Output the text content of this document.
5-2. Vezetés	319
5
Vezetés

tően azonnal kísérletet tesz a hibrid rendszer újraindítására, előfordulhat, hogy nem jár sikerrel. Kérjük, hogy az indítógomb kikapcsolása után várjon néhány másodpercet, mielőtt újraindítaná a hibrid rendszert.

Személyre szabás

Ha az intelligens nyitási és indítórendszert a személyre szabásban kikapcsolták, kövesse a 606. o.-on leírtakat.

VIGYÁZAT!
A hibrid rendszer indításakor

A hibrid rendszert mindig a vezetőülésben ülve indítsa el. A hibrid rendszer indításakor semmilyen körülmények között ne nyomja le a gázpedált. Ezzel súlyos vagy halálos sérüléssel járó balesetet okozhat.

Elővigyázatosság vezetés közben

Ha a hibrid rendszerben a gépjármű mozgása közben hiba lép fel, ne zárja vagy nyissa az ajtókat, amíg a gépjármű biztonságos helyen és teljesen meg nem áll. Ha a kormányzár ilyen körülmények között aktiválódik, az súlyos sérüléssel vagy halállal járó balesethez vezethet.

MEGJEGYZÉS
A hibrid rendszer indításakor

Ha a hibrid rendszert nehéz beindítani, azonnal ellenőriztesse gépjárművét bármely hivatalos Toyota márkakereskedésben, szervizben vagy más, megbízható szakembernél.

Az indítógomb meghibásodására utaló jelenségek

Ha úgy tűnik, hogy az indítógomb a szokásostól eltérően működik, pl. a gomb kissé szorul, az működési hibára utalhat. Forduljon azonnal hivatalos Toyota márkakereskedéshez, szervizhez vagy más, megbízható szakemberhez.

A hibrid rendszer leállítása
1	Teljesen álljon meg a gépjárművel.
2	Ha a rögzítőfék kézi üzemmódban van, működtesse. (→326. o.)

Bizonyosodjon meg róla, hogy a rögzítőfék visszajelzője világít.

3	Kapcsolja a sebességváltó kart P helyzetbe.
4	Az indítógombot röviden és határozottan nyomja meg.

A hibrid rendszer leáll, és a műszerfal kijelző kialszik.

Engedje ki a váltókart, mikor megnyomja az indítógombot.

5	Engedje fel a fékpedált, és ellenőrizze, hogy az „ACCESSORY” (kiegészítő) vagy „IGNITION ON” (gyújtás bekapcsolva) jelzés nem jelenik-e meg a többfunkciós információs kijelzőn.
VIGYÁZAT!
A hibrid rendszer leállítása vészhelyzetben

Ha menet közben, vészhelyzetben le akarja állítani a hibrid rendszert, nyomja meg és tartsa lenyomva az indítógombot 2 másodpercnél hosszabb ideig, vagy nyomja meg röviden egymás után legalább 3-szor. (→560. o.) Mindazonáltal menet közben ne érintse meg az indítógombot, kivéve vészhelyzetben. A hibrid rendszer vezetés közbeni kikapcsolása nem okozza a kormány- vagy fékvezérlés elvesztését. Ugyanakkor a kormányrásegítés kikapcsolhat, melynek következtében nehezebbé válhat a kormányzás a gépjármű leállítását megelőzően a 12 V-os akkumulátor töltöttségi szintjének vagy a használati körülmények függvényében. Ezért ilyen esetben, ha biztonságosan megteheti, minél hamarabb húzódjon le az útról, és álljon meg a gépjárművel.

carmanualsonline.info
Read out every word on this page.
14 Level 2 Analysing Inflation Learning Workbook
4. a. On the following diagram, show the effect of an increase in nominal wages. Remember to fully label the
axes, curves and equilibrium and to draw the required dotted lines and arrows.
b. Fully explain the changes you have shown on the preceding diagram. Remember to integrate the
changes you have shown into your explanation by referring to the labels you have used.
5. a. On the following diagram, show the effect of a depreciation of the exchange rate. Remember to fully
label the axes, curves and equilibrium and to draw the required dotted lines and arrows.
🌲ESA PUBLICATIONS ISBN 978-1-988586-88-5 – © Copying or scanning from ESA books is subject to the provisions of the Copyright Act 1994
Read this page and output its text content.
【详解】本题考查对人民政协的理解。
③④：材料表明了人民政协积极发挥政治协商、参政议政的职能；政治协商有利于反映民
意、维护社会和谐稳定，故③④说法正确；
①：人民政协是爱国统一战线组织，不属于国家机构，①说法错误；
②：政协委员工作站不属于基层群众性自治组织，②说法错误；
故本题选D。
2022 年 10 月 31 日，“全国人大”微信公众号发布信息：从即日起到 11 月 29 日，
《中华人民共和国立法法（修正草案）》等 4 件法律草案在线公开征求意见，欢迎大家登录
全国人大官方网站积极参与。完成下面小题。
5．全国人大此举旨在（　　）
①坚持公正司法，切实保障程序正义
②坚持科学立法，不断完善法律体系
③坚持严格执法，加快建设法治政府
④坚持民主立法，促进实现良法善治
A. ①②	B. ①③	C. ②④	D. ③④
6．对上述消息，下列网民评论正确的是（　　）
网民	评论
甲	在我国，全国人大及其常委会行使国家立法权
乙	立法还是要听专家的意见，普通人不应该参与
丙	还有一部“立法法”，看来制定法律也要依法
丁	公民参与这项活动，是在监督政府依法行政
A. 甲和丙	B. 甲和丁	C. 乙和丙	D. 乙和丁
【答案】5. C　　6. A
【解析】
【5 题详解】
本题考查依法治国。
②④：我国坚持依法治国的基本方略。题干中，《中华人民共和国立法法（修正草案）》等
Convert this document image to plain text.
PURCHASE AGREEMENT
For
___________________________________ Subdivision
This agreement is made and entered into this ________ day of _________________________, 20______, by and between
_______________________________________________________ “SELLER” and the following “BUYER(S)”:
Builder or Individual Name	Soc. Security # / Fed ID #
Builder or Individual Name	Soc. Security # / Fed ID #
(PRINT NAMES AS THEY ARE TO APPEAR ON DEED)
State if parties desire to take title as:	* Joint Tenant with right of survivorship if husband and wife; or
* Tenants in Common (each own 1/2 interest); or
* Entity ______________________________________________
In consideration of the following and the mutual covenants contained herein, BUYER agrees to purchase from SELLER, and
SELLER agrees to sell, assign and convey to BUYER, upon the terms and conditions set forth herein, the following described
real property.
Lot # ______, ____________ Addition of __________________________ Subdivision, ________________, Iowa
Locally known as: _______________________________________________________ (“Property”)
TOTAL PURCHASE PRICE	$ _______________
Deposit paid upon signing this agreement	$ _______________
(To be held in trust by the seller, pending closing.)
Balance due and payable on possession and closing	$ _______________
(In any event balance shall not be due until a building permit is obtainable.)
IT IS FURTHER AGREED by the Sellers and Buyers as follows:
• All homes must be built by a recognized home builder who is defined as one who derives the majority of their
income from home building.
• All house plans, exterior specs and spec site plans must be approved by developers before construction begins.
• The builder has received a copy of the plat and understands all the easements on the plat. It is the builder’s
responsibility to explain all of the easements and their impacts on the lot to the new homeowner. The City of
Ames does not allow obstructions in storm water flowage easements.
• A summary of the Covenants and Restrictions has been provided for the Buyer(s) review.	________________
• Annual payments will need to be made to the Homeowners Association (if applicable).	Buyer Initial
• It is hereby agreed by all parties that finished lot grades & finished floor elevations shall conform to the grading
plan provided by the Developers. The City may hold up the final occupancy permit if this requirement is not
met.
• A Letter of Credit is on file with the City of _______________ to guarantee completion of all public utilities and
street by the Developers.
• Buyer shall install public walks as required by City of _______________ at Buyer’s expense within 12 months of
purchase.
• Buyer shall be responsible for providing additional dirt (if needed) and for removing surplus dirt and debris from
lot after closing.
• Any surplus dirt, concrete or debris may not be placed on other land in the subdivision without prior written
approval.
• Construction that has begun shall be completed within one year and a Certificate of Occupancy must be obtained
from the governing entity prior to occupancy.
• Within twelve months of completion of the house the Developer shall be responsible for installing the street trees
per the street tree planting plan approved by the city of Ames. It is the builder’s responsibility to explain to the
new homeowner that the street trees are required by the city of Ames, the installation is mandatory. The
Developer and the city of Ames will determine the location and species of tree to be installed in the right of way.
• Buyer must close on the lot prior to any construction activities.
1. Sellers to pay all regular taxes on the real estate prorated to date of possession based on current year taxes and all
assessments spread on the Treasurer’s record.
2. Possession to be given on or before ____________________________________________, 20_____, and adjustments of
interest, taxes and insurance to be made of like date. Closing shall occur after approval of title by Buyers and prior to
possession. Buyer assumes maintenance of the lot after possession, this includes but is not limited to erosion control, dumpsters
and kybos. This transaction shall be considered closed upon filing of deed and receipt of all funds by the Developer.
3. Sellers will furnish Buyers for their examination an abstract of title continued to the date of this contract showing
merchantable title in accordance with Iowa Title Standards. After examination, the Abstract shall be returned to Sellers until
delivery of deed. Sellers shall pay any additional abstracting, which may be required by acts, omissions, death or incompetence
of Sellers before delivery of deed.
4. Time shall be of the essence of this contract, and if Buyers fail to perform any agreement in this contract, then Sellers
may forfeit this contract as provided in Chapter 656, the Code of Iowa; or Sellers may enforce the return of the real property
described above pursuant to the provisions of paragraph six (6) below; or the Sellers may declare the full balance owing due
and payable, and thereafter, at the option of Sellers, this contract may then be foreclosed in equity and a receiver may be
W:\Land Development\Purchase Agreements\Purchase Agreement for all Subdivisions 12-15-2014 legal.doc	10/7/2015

* PROBLEM REQUIREMENTS:
Report how many lines in the records hold the word "surplus", giving the number and nothing else.

* OUTPUT FOR THIS EXERCISE:
2